▼
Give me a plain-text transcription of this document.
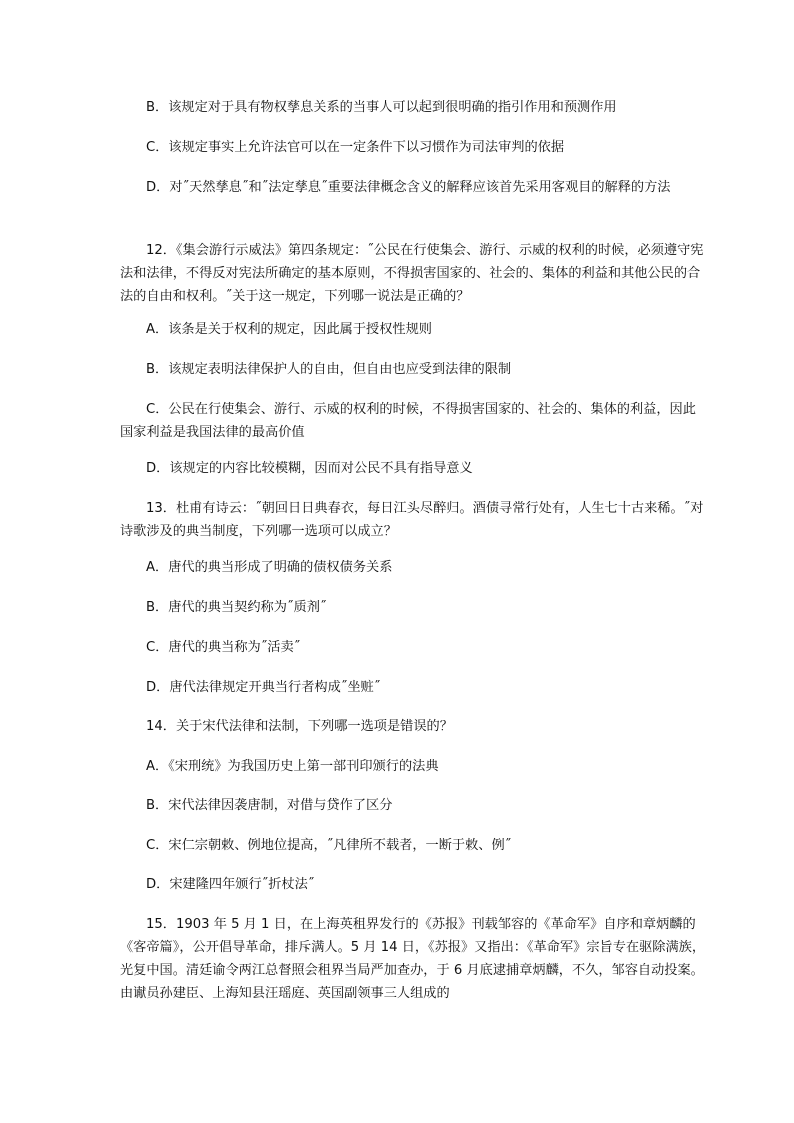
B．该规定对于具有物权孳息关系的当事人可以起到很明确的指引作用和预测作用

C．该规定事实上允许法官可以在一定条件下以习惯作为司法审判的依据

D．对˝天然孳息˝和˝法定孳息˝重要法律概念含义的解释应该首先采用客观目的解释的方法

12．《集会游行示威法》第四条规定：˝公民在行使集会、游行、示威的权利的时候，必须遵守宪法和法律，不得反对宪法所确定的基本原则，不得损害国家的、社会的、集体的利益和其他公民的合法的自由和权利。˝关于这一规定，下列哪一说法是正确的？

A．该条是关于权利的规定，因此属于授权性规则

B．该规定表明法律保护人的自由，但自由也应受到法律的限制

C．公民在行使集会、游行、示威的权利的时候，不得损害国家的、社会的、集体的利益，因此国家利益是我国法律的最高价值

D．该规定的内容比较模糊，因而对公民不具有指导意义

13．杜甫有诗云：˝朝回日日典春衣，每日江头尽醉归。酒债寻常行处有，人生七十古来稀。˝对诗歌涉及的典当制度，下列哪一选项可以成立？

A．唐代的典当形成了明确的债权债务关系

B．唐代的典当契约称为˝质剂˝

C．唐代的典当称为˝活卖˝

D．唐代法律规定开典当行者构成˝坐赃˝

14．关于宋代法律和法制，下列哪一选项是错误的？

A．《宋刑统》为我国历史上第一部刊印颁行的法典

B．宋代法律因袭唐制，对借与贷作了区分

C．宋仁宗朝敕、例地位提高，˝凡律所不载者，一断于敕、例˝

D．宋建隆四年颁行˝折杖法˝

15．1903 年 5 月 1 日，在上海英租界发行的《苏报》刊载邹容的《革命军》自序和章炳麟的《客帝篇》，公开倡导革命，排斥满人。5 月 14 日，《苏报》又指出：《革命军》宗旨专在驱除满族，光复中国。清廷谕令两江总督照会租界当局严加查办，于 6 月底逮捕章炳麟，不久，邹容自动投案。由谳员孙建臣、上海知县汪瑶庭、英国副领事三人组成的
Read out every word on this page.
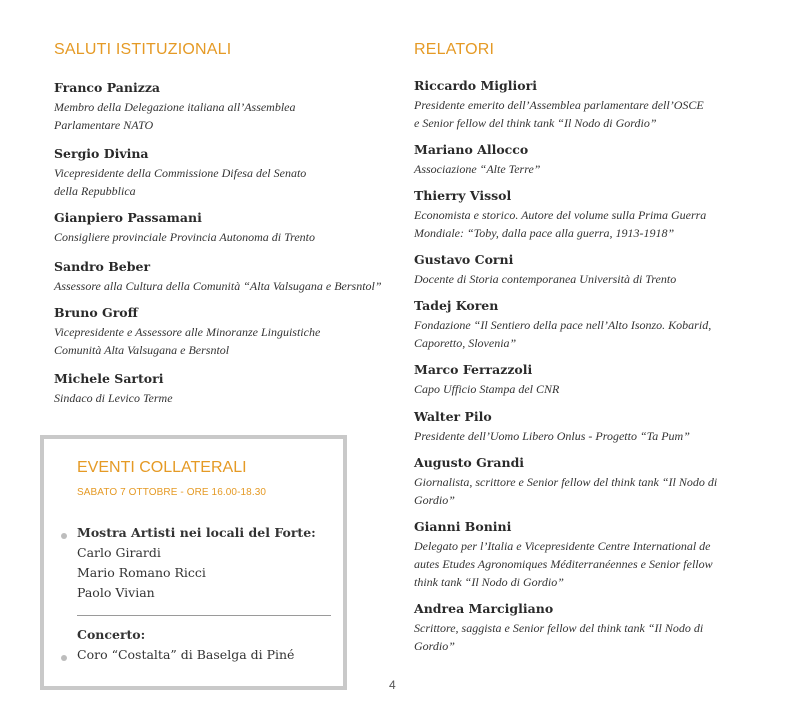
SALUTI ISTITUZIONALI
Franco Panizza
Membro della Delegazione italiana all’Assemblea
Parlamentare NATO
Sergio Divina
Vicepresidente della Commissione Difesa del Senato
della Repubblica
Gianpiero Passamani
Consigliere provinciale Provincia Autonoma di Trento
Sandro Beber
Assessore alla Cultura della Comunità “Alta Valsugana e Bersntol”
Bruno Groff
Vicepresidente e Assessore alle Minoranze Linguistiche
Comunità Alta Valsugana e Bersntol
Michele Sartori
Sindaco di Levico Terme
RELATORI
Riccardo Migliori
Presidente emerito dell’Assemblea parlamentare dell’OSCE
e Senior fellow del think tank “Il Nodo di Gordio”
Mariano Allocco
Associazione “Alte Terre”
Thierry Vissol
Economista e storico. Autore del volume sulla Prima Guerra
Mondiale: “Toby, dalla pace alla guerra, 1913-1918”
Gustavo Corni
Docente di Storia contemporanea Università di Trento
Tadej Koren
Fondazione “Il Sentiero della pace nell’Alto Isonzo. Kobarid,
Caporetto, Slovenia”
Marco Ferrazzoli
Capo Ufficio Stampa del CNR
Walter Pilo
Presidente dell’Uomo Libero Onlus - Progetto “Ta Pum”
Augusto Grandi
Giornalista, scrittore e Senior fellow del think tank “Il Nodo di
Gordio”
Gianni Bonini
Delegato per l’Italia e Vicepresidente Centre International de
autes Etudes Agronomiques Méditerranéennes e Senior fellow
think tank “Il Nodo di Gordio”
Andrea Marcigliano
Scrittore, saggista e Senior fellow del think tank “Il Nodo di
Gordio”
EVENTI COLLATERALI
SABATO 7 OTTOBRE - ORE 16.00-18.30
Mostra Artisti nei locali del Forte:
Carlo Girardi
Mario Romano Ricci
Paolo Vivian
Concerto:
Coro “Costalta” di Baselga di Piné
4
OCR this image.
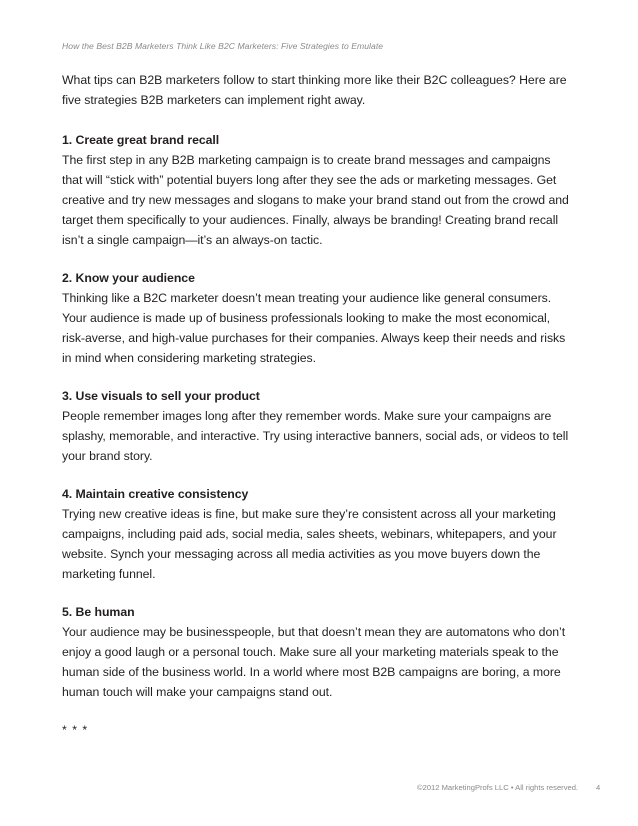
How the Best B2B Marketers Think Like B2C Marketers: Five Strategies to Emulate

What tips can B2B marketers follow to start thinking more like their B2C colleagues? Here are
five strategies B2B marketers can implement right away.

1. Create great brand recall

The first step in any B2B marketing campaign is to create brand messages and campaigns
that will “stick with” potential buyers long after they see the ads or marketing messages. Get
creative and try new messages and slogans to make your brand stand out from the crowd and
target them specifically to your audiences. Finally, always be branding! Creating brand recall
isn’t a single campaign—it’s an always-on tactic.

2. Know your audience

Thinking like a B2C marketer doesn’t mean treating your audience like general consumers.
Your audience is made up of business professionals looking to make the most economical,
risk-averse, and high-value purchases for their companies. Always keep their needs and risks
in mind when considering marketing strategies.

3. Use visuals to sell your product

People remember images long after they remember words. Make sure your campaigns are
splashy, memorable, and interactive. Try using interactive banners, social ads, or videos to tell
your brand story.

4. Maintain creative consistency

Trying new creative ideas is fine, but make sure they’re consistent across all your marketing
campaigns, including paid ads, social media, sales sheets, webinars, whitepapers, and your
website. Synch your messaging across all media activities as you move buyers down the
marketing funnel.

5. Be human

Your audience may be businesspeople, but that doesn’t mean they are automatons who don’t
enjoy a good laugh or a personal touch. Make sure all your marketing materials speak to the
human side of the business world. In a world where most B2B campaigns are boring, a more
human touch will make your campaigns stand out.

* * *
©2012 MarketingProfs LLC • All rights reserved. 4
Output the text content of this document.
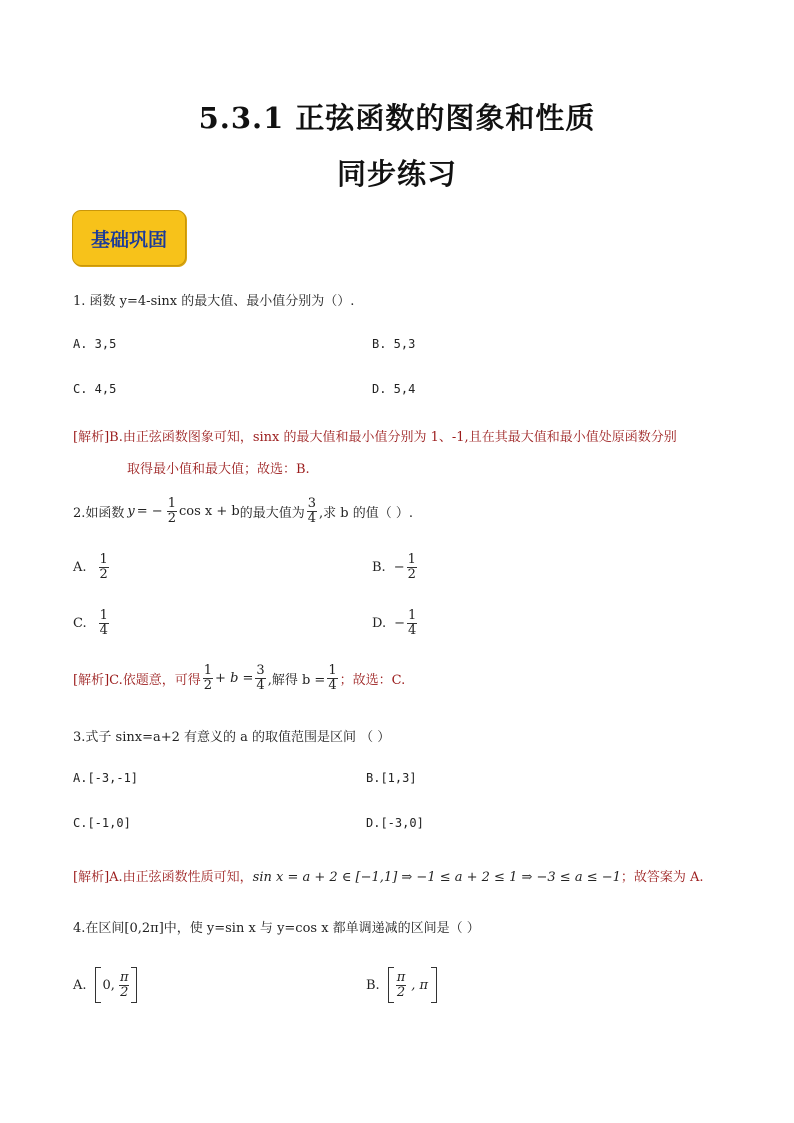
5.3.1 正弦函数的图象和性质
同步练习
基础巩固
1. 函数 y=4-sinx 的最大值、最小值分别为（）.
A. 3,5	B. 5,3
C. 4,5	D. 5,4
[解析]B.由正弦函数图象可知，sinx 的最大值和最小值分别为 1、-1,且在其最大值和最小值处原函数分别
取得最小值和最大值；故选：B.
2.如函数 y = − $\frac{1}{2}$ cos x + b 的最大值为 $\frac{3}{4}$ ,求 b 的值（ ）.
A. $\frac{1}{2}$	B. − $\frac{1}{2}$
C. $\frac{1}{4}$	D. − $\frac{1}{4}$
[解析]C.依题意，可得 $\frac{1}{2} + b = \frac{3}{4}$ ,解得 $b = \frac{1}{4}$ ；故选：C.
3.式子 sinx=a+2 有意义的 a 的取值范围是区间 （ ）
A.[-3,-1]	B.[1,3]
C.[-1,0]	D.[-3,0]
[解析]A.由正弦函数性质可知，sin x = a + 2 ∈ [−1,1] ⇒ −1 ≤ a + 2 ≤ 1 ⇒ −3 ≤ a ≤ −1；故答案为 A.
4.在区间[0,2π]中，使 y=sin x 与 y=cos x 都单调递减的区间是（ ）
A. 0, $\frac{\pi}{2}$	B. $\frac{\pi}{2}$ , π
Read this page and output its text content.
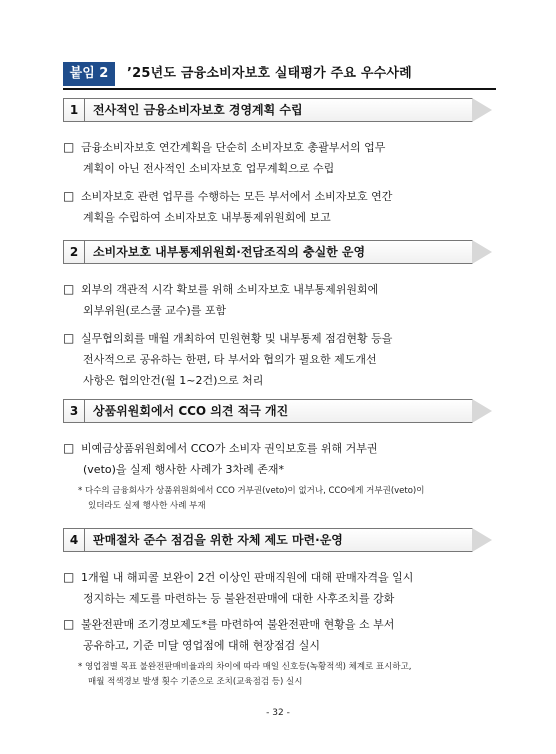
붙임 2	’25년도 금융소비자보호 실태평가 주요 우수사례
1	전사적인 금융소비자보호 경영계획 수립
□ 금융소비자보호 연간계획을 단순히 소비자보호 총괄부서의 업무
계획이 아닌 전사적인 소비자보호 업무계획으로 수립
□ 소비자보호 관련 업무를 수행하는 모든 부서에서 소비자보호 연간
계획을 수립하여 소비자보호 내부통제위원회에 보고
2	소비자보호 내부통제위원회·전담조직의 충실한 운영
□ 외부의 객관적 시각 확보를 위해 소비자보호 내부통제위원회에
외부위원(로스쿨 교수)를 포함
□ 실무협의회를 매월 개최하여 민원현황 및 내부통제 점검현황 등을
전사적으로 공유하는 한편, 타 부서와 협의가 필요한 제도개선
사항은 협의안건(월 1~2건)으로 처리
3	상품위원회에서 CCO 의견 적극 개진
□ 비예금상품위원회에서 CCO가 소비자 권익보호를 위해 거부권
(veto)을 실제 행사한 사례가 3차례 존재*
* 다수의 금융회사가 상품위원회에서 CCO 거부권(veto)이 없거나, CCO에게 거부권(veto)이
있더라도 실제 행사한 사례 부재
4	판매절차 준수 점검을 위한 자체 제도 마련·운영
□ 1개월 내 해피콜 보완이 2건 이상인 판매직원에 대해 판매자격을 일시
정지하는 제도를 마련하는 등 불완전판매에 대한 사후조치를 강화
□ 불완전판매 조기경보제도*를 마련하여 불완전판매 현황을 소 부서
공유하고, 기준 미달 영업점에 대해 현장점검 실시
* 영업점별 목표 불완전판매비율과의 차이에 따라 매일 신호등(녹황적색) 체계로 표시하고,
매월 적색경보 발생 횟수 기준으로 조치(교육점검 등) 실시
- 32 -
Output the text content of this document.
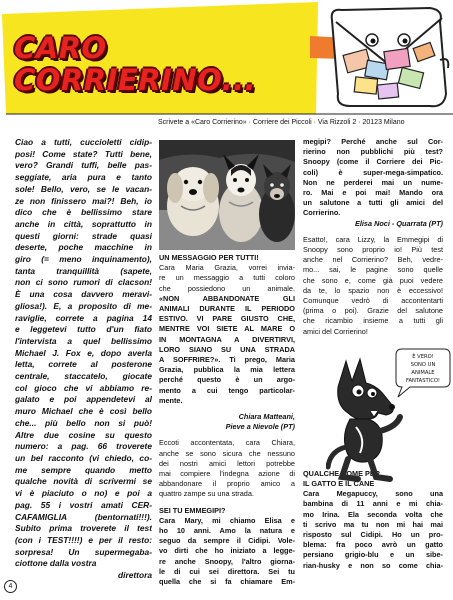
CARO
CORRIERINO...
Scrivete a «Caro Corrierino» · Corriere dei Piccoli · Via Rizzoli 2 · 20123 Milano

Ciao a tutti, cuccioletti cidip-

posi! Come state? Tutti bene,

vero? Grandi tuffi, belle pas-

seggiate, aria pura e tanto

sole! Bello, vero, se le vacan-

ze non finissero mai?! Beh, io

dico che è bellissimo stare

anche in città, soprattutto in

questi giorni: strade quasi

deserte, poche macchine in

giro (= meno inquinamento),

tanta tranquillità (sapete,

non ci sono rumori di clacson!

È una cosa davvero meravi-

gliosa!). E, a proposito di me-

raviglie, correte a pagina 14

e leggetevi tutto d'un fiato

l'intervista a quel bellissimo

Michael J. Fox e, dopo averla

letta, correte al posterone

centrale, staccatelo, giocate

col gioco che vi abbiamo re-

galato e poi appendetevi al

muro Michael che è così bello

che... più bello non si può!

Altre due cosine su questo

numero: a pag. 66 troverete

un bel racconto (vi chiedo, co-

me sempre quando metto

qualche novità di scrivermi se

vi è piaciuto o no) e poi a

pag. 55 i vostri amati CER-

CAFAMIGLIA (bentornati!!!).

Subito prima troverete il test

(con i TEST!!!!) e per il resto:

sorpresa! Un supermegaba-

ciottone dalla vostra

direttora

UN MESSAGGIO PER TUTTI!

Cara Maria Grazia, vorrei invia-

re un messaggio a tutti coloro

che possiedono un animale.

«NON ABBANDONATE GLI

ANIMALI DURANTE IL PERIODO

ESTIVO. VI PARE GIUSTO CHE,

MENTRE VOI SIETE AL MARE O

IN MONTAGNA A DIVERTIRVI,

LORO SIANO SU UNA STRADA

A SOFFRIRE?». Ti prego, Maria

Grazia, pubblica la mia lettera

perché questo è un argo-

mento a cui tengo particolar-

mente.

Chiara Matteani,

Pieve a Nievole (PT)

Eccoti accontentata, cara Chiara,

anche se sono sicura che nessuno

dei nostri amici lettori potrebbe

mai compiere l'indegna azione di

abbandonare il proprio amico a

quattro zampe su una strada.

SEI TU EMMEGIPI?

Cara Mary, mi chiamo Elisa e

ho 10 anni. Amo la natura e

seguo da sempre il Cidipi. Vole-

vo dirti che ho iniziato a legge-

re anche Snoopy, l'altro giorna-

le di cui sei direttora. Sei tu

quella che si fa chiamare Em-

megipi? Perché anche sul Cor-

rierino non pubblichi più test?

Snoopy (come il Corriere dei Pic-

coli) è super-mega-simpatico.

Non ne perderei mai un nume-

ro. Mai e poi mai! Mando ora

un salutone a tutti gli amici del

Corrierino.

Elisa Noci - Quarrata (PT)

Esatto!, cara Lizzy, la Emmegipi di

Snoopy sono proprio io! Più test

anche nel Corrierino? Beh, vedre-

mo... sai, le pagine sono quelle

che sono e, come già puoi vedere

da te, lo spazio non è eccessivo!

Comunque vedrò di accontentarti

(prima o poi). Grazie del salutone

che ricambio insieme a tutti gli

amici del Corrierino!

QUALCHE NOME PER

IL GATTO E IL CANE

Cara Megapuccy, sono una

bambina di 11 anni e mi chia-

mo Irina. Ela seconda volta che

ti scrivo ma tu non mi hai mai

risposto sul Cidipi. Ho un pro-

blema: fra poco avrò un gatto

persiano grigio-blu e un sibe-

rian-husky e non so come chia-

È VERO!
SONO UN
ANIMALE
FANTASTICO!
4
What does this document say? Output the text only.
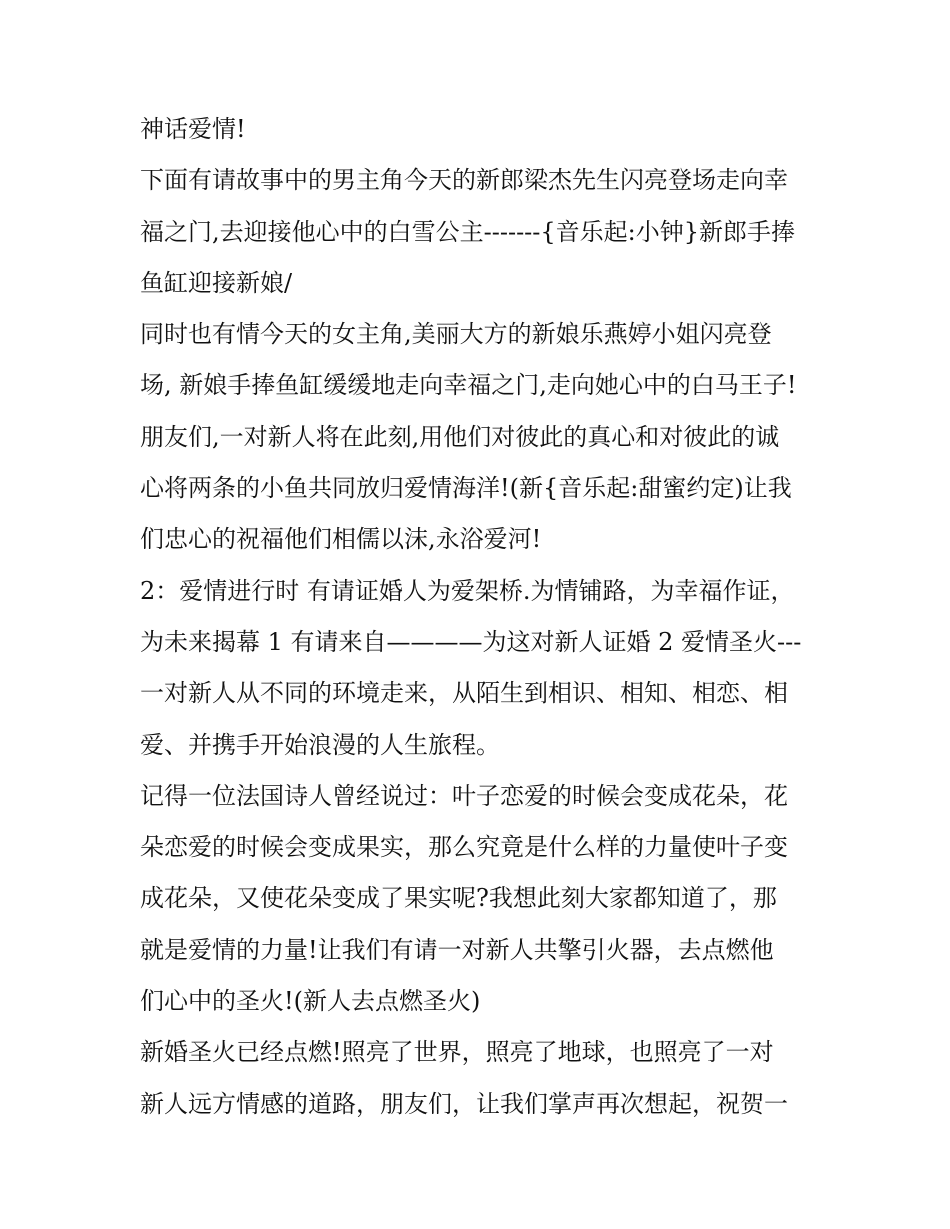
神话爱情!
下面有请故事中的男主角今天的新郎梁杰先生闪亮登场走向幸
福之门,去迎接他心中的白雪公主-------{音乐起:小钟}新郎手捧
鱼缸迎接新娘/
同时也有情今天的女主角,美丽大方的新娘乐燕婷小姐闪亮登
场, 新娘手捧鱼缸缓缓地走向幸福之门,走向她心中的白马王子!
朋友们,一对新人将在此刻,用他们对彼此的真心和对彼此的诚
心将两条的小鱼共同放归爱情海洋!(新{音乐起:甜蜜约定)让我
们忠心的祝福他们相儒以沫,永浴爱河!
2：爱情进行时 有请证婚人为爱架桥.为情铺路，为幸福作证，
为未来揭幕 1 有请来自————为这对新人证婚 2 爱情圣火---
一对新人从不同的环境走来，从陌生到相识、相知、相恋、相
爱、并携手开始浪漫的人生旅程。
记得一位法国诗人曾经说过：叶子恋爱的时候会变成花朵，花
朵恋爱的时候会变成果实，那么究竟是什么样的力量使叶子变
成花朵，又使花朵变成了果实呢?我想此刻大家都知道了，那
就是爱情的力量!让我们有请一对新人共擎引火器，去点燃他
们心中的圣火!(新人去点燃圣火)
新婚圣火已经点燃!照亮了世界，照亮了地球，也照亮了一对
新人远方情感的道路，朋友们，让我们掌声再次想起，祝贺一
▲
Stated exercise:
Locate all lines that include the word "Corriere" and copy them out.

Result for this exercise:
Scrivete a «Caro Corrierino» · Corriere dei Piccoli · Via Rizzoli 2 · 20123 Milano
Snoopy (come il Corriere dei Pic-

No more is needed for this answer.